#### DATA LISTING

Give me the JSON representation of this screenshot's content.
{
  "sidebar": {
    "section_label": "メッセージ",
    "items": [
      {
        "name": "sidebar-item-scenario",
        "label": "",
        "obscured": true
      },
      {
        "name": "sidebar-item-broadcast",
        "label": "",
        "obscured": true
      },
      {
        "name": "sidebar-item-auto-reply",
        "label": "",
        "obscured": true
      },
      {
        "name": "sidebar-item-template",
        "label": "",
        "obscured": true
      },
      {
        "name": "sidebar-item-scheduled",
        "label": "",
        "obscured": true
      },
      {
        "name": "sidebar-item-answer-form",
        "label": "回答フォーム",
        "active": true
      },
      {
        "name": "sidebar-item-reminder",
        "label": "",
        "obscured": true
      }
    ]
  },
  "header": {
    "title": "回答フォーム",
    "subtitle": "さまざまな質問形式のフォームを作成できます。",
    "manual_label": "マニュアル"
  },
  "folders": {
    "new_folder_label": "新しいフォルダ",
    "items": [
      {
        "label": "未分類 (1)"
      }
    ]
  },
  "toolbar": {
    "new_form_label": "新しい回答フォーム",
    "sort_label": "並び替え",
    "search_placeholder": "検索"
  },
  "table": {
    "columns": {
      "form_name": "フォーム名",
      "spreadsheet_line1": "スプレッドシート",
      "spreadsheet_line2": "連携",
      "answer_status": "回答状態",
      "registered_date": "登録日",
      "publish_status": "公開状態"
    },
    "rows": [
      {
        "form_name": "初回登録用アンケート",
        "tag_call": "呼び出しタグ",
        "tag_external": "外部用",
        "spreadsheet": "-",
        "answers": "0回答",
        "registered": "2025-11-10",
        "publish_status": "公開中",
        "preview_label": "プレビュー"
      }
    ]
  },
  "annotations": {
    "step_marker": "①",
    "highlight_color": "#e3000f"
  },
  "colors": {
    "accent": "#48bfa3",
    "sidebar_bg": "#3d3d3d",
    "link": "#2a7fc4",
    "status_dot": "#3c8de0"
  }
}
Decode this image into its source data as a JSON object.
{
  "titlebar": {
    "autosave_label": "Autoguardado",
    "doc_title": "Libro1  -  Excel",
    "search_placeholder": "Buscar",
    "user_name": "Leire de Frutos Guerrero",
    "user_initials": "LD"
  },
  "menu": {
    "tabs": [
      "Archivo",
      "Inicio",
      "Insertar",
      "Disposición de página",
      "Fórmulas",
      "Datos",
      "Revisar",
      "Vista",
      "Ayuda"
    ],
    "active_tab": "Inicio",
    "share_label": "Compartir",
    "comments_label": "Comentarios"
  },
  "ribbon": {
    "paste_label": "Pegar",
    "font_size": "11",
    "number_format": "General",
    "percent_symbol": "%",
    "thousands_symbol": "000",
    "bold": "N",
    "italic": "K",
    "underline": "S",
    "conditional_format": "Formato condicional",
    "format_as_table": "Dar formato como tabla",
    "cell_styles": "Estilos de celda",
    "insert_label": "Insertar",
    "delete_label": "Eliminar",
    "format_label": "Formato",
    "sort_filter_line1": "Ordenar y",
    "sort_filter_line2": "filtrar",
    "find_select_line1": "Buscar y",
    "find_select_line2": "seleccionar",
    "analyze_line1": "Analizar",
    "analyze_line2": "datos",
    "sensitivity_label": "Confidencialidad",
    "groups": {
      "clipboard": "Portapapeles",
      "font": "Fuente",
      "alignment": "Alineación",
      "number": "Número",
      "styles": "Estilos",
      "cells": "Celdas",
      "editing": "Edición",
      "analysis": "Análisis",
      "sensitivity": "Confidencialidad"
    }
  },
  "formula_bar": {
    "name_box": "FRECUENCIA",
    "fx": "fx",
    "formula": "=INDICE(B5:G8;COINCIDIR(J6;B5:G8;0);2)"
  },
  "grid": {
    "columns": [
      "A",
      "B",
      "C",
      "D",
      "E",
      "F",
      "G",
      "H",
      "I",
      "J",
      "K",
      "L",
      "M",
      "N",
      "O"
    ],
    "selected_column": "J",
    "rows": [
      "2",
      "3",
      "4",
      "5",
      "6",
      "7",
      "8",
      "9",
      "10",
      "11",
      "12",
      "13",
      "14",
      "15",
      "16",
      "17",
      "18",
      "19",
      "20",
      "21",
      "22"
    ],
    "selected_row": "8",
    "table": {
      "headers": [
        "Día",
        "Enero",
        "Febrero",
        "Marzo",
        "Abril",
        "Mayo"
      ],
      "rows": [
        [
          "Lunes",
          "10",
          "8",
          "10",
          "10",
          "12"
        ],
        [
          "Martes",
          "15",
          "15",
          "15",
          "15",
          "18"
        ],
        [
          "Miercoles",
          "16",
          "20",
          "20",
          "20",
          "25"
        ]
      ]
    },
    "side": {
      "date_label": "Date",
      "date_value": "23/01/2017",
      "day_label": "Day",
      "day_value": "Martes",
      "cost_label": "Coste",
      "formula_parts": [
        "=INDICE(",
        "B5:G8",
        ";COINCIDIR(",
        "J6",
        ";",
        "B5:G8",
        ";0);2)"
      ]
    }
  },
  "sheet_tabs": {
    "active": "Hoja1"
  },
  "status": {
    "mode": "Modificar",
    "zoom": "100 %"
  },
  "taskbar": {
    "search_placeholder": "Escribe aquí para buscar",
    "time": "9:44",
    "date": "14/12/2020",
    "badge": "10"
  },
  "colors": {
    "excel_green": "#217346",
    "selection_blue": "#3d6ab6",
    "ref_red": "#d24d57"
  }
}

########

THE REQUEST: The full set of records should be duplicated exactly.

THE ANSWER:
Give me the JSON representation of this screenshot's content.
{
  "sidebar": {
    "section_label": "メッセージ",
    "items": [
      {
        "name": "sidebar-item-scenario",
        "label": "",
        "obscured": true
      },
      {
        "name": "sidebar-item-broadcast",
        "label": "",
        "obscured": true
      },
      {
        "name": "sidebar-item-auto-reply",
        "label": "",
        "obscured": true
      },
      {
        "name": "sidebar-item-template",
        "label": "",
        "obscured": true
      },
      {
        "name": "sidebar-item-scheduled",
        "label": "",
        "obscured": true
      },
      {
        "name": "sidebar-item-answer-form",
        "label": "回答フォーム",
        "active": true
      },
      {
        "name": "sidebar-item-reminder",
        "label": "",
        "obscured": true
      }
    ]
  },
  "header": {
    "title": "回答フォーム",
    "subtitle": "さまざまな質問形式のフォームを作成できます。",
    "manual_label": "マニュアル"
  },
  "folders": {
    "new_folder_label": "新しいフォルダ",
    "items": [
      {
        "label": "未分類 (1)"
      }
    ]
  },
  "toolbar": {
    "new_form_label": "新しい回答フォーム",
    "sort_label": "並び替え",
    "search_placeholder": "検索"
  },
  "table": {
    "columns": {
      "form_name": "フォーム名",
      "spreadsheet_line1": "スプレッドシート",
      "spreadsheet_line2": "連携",
      "answer_status": "回答状態",
      "registered_date": "登録日",
      "publish_status": "公開状態"
    },
    "rows": [
      {
        "form_name": "初回登録用アンケート",
        "tag_call": "呼び出しタグ",
        "tag_external": "外部用",
        "spreadsheet": "-",
        "answers": "0回答",
        "registered": "2025-11-10",
        "publish_status": "公開中",
        "preview_label": "プレビュー"
      }
    ]
  },
  "annotations": {
    "step_marker": "①",
    "highlight_color": "#e3000f"
  },
  "colors": {
    "accent": "#48bfa3",
    "sidebar_bg": "#3d3d3d",
    "link": "#2a7fc4",
    "status_dot": "#3c8de0"
  }
}
Decode this image into its source data as a JSON object.
{
  "titlebar": {
    "autosave_label": "Autoguardado",
    "doc_title": "Libro1  -  Excel",
    "search_placeholder": "Buscar",
    "user_name": "Leire de Frutos Guerrero",
    "user_initials": "LD"
  },
  "menu": {
    "tabs": [
      "Archivo",
      "Inicio",
      "Insertar",
      "Disposición de página",
      "Fórmulas",
      "Datos",
      "Revisar",
      "Vista",
      "Ayuda"
    ],
    "active_tab": "Inicio",
    "share_label": "Compartir",
    "comments_label": "Comentarios"
  },
  "ribbon": {
    "paste_label": "Pegar",
    "font_size": "11",
    "number_format": "General",
    "percent_symbol": "%",
    "thousands_symbol": "000",
    "bold": "N",
    "italic": "K",
    "underline": "S",
    "conditional_format": "Formato condicional",
    "format_as_table": "Dar formato como tabla",
    "cell_styles": "Estilos de celda",
    "insert_label": "Insertar",
    "delete_label": "Eliminar",
    "format_label": "Formato",
    "sort_filter_line1": "Ordenar y",
    "sort_filter_line2": "filtrar",
    "find_select_line1": "Buscar y",
    "find_select_line2": "seleccionar",
    "analyze_line1": "Analizar",
    "analyze_line2": "datos",
    "sensitivity_label": "Confidencialidad",
    "groups": {
      "clipboard": "Portapapeles",
      "font": "Fuente",
      "alignment": "Alineación",
      "number": "Número",
      "styles": "Estilos",
      "cells": "Celdas",
      "editing": "Edición",
      "analysis": "Análisis",
      "sensitivity": "Confidencialidad"
    }
  },
  "formula_bar": {
    "name_box": "FRECUENCIA",
    "fx": "fx",
    "formula": "=INDICE(B5:G8;COINCIDIR(J6;B5:G8;0);2)"
  },
  "grid": {
    "columns": [
      "A",
      "B",
      "C",
      "D",
      "E",
      "F",
      "G",
      "H",
      "I",
      "J",
      "K",
      "L",
      "M",
      "N",
      "O"
    ],
    "selected_column": "J",
    "rows": [
      "2",
      "3",
      "4",
      "5",
      "6",
      "7",
      "8",
      "9",
      "10",
      "11",
      "12",
      "13",
      "14",
      "15",
      "16",
      "17",
      "18",
      "19",
      "20",
      "21",
      "22"
    ],
    "selected_row": "8",
    "table": {
      "headers": [
        "Día",
        "Enero",
        "Febrero",
        "Marzo",
        "Abril",
        "Mayo"
      ],
      "rows": [
        [
          "Lunes",
          "10",
          "8",
          "10",
          "10",
          "12"
        ],
        [
          "Martes",
          "15",
          "15",
          "15",
          "15",
          "18"
        ],
        [
          "Miercoles",
          "16",
          "20",
          "20",
          "20",
          "25"
        ]
      ]
    },
    "side": {
      "date_label": "Date",
      "date_value": "23/01/2017",
      "day_label": "Day",
      "day_value": "Martes",
      "cost_label": "Coste",
      "formula_parts": [
        "=INDICE(",
        "B5:G8",
        ";COINCIDIR(",
        "J6",
        ";",
        "B5:G8",
        ";0);2)"
      ]
    }
  },
  "sheet_tabs": {
    "active": "Hoja1"
  },
  "status": {
    "mode": "Modificar",
    "zoom": "100 %"
  },
  "taskbar": {
    "search_placeholder": "Escribe aquí para buscar",
    "time": "9:44",
    "date": "14/12/2020",
    "badge": "10"
  },
  "colors": {
    "excel_green": "#217346",
    "selection_blue": "#3d6ab6",
    "ref_red": "#d24d57"
  }
}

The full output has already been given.